- How to complete this task:
Please copy each line of the records below that includes the word "reference".

- Dataset content:
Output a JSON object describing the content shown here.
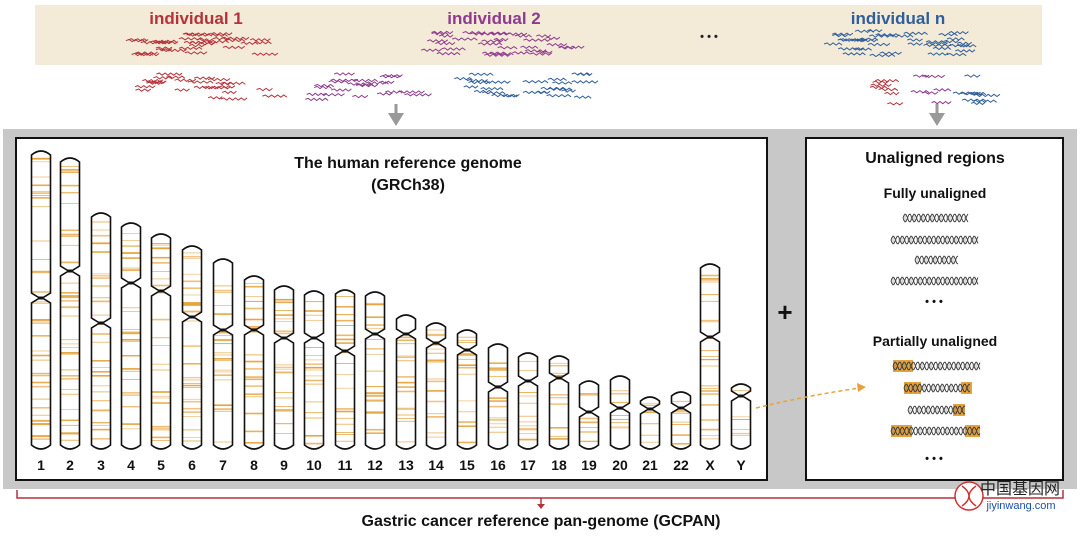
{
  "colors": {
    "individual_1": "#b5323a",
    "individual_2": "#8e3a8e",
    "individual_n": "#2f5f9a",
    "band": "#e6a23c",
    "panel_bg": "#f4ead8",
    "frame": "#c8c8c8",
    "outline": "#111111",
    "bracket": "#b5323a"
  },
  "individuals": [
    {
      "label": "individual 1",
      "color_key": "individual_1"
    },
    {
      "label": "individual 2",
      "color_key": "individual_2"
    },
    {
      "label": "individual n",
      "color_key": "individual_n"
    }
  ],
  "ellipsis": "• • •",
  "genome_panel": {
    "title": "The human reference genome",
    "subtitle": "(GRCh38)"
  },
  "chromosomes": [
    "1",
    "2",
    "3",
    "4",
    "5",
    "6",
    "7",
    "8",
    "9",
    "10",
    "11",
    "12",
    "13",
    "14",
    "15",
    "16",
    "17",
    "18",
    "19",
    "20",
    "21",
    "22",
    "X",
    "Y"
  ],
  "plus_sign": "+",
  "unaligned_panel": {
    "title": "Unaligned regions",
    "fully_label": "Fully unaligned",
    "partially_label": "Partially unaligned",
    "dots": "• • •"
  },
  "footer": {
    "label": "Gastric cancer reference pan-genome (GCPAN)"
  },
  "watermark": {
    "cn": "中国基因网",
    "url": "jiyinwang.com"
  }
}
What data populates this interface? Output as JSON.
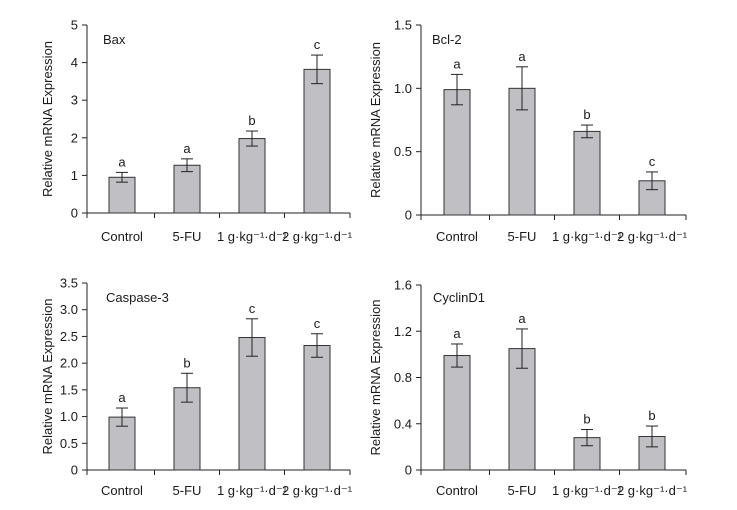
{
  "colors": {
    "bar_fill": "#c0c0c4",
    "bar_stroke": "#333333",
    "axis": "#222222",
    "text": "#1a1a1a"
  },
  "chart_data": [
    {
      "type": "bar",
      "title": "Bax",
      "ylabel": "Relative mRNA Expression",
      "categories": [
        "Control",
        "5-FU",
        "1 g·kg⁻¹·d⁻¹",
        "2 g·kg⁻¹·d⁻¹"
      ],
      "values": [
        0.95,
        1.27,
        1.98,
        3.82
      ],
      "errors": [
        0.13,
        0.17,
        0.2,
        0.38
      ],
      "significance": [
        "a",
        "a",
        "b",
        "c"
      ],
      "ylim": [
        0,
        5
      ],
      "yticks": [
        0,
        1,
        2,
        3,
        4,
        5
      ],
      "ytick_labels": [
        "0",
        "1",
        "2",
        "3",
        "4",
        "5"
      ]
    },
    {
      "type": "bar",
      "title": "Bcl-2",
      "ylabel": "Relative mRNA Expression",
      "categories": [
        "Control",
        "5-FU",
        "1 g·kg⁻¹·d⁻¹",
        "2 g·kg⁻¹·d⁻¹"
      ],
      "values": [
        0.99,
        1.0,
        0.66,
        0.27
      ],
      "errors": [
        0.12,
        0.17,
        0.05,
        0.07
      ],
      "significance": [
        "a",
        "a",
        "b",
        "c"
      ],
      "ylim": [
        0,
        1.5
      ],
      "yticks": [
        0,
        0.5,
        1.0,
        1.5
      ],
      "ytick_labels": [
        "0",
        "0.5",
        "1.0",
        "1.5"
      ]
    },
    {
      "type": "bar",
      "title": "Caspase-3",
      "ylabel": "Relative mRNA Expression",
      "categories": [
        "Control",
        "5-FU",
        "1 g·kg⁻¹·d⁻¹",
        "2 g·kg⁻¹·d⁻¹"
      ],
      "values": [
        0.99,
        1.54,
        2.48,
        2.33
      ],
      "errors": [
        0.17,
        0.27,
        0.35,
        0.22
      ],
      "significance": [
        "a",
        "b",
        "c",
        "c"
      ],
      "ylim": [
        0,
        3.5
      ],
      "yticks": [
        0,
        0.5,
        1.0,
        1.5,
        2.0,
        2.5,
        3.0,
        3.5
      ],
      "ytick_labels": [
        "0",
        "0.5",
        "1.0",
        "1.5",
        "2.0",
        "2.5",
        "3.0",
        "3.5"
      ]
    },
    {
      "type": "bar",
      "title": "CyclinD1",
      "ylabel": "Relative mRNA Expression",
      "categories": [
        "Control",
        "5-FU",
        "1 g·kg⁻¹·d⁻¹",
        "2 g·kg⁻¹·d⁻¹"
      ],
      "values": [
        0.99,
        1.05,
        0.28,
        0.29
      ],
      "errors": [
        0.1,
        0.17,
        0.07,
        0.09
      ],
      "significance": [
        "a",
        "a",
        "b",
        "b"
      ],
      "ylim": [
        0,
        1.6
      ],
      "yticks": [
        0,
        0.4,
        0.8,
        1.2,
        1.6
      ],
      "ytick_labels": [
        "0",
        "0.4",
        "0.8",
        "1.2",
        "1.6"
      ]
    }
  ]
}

- Reply to the task:
    "title": "The human reference genome",
    "label": "Gastric cancer reference pan-genome (GCPAN)"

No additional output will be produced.